> _TASK_
Each line of the material below should be reproduced exactly.

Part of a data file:
▽

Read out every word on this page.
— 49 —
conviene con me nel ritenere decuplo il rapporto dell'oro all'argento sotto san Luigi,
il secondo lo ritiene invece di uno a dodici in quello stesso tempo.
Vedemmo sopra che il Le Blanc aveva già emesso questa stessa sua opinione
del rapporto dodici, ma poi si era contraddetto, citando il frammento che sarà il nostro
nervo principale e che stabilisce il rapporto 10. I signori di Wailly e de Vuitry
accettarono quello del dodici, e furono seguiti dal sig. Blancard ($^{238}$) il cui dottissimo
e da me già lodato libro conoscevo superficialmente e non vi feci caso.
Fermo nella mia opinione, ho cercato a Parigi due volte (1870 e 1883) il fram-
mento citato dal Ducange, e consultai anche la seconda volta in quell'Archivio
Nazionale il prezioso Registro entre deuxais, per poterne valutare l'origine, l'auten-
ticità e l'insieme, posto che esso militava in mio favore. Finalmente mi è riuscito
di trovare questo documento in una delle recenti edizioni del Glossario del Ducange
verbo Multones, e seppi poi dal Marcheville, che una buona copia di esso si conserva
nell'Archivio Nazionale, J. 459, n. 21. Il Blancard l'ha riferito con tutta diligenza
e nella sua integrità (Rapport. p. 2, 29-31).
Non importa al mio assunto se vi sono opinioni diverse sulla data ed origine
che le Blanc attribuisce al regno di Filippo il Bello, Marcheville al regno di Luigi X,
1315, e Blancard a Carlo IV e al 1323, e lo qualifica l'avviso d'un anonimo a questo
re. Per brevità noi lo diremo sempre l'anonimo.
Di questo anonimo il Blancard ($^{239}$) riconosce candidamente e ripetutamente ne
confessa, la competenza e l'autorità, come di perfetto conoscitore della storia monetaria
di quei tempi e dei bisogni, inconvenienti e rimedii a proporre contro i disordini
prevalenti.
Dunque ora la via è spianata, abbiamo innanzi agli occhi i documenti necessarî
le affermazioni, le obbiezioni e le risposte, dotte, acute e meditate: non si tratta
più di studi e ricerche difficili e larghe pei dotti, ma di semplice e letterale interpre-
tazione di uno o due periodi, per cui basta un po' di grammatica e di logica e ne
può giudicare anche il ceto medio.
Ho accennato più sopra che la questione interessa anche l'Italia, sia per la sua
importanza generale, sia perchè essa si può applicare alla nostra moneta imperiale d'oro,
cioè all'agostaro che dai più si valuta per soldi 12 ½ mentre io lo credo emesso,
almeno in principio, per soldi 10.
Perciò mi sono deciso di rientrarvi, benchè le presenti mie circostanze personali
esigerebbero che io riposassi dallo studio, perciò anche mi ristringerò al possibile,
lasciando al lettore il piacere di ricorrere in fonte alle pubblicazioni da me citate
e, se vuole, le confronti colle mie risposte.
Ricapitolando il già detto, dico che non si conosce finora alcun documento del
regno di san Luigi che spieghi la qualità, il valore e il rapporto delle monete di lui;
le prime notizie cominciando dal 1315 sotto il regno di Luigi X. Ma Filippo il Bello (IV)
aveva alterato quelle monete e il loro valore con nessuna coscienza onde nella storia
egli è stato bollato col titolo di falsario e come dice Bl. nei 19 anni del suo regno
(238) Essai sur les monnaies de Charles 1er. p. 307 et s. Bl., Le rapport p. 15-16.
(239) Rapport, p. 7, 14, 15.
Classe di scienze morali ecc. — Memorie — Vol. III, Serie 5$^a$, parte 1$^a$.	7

△

> _SOLUTION FOR THIS PROBLEM_
Read out every word on this page.
— 49 —
conviene con me nel ritenere decuplo il rapporto dell'oro all'argento sotto san Luigi,
il secondo lo ritiene invece di uno a dodici in quello stesso tempo.
Vedemmo sopra che il Le Blanc aveva già emesso questa stessa sua opinione
del rapporto dodici, ma poi si era contraddetto, citando il frammento che sarà il nostro
nervo principale e che stabilisce il rapporto 10. I signori di Wailly e de Vuitry
accettarono quello del dodici, e furono seguiti dal sig. Blancard ($^{238}$) il cui dottissimo
e da me già lodato libro conoscevo superficialmente e non vi feci caso.
Fermo nella mia opinione, ho cercato a Parigi due volte (1870 e 1883) il fram-
mento citato dal Ducange, e consultai anche la seconda volta in quell'Archivio
Nazionale il prezioso Registro entre deuxais, per poterne valutare l'origine, l'auten-
ticità e l'insieme, posto che esso militava in mio favore. Finalmente mi è riuscito
di trovare questo documento in una delle recenti edizioni del Glossario del Ducange
verbo Multones, e seppi poi dal Marcheville, che una buona copia di esso si conserva
nell'Archivio Nazionale, J. 459, n. 21. Il Blancard l'ha riferito con tutta diligenza
e nella sua integrità (Rapport. p. 2, 29-31).
Non importa al mio assunto se vi sono opinioni diverse sulla data ed origine
che le Blanc attribuisce al regno di Filippo il Bello, Marcheville al regno di Luigi X,
1315, e Blancard a Carlo IV e al 1323, e lo qualifica l'avviso d'un anonimo a questo
re. Per brevità noi lo diremo sempre l'anonimo.
Di questo anonimo il Blancard ($^{239}$) riconosce candidamente e ripetutamente ne
confessa, la competenza e l'autorità, come di perfetto conoscitore della storia monetaria
di quei tempi e dei bisogni, inconvenienti e rimedii a proporre contro i disordini
prevalenti.
Dunque ora la via è spianata, abbiamo innanzi agli occhi i documenti necessarî
le affermazioni, le obbiezioni e le risposte, dotte, acute e meditate: non si tratta
più di studi e ricerche difficili e larghe pei dotti, ma di semplice e letterale interpre-
tazione di uno o due periodi, per cui basta un po' di grammatica e di logica e ne
può giudicare anche il ceto medio.
Ho accennato più sopra che la questione interessa anche l'Italia, sia per la sua
importanza generale, sia perchè essa si può applicare alla nostra moneta imperiale d'oro,
cioè all'agostaro che dai più si valuta per soldi 12 ½ mentre io lo credo emesso,
almeno in principio, per soldi 10.
Perciò mi sono deciso di rientrarvi, benchè le presenti mie circostanze personali
esigerebbero che io riposassi dallo studio, perciò anche mi ristringerò al possibile,
lasciando al lettore il piacere di ricorrere in fonte alle pubblicazioni da me citate
e, se vuole, le confronti colle mie risposte.
Ricapitolando il già detto, dico che non si conosce finora alcun documento del
regno di san Luigi che spieghi la qualità, il valore e il rapporto delle monete di lui;
le prime notizie cominciando dal 1315 sotto il regno di Luigi X. Ma Filippo il Bello (IV)
aveva alterato quelle monete e il loro valore con nessuna coscienza onde nella storia
egli è stato bollato col titolo di falsario e come dice Bl. nei 19 anni del suo regno
(238) Essai sur les monnaies de Charles 1er. p. 307 et s. Bl., Le rapport p. 15-16.
(239) Rapport, p. 7, 14, 15.
Classe di scienze morali ecc. — Memorie — Vol. III, Serie 5$^a$, parte 1$^a$.	7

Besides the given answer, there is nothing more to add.